**The data**.
»»

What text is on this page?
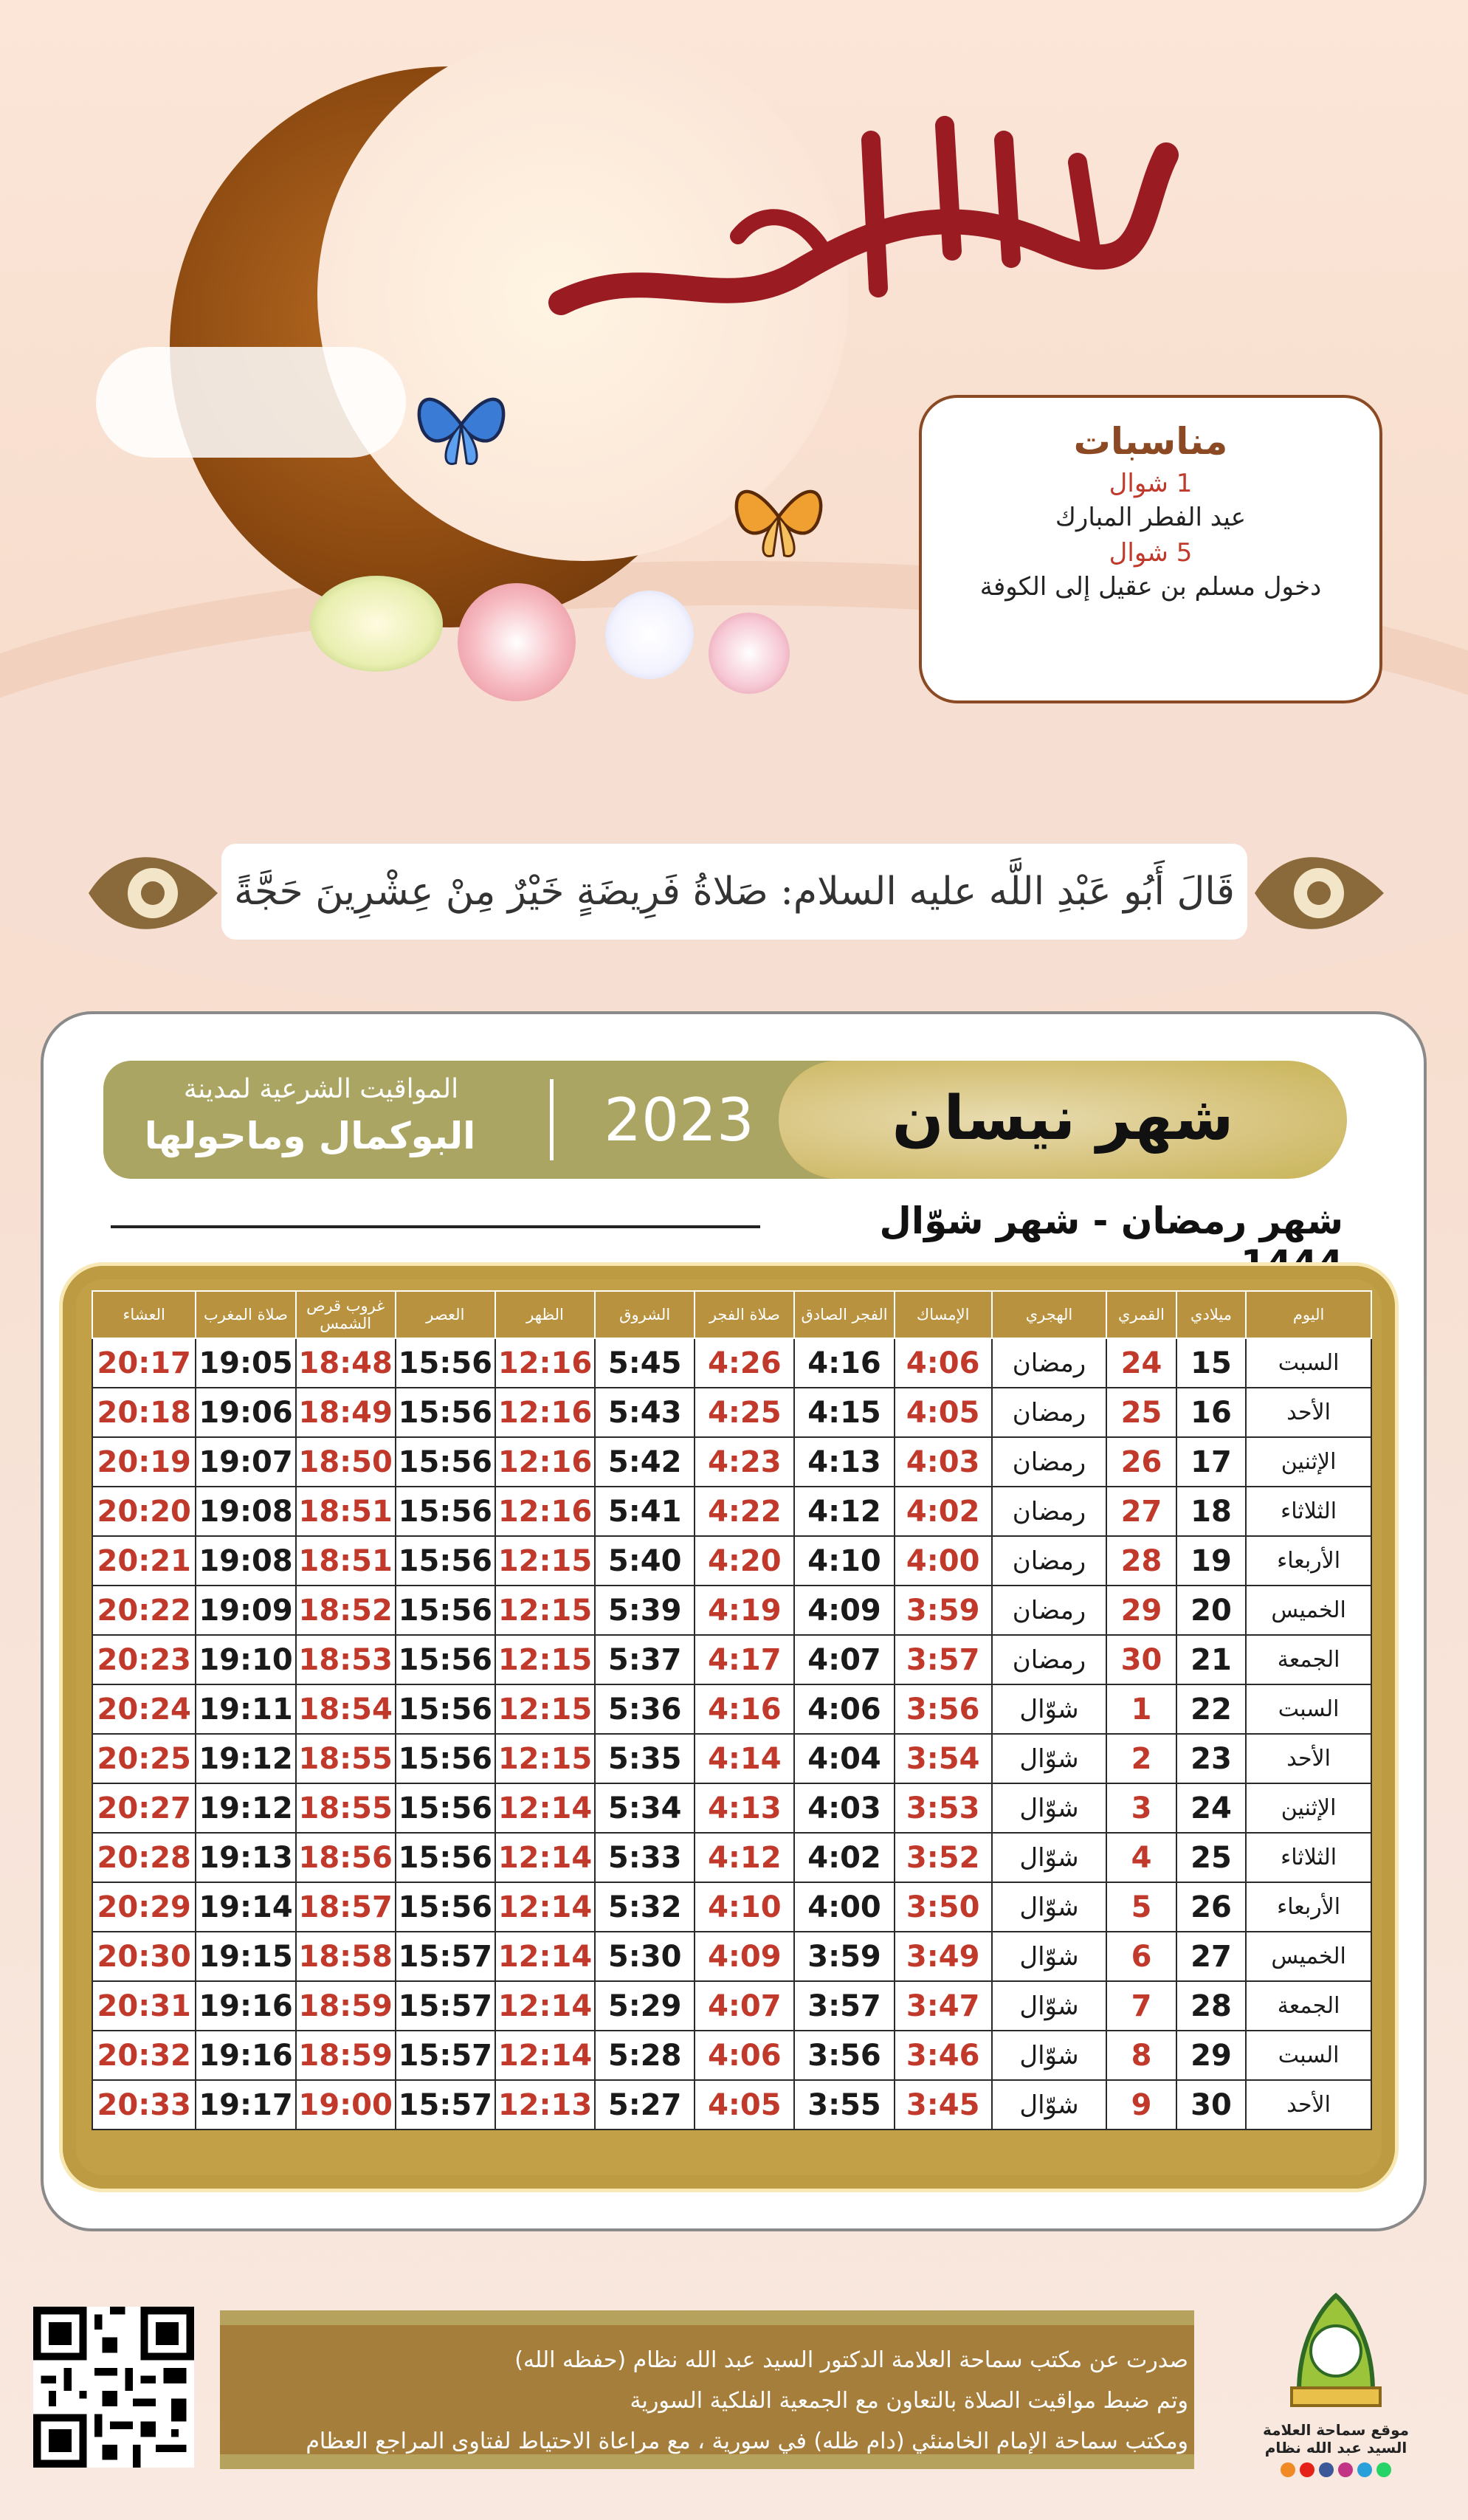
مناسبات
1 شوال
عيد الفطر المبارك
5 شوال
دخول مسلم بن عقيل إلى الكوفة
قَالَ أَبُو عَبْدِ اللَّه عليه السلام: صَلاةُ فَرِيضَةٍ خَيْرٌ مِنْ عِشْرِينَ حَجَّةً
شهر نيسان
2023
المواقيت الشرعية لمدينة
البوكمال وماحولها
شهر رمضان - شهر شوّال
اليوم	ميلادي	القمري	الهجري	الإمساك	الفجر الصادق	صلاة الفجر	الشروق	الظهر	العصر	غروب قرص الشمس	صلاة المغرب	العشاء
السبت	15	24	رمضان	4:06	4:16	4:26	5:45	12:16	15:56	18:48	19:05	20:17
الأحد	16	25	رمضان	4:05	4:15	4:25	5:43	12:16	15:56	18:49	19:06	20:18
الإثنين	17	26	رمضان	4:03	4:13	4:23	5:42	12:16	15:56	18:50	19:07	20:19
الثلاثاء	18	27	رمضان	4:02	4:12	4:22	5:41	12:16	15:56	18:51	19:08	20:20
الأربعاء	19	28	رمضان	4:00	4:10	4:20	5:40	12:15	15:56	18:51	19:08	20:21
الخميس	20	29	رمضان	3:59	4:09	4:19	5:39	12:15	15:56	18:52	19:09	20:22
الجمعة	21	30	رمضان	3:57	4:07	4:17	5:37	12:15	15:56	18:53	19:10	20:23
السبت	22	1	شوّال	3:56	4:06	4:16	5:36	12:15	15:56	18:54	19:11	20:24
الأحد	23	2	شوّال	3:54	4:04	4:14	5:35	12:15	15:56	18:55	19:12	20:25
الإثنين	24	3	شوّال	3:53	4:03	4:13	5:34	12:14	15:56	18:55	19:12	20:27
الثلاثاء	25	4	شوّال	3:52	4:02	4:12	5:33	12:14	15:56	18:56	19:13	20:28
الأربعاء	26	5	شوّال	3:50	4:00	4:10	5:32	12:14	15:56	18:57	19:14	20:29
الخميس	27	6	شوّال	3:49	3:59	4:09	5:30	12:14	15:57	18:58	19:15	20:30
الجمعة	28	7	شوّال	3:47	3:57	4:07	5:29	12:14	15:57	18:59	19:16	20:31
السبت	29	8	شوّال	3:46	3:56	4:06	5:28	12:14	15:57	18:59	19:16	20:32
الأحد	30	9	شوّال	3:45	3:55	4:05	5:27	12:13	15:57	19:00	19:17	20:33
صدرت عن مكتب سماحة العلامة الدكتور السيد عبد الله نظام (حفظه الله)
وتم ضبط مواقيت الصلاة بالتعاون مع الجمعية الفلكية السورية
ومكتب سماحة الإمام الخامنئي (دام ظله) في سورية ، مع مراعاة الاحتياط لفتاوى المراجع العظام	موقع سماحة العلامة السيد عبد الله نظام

««

**Task instructions**.
Gather each line in these records that contains the string "الله".

**Solution to this exercise**.
صدرت عن مكتب سماحة العلامة الدكتور السيد عبد الله نظام (حفظه الله)
ومكتب سماحة الإمام الخامنئي (دام ظله) في سورية ، مع مراعاة الاحتياط لفتاوى المراجع العظام	موقع سماحة العلامة السيد عبد الله نظام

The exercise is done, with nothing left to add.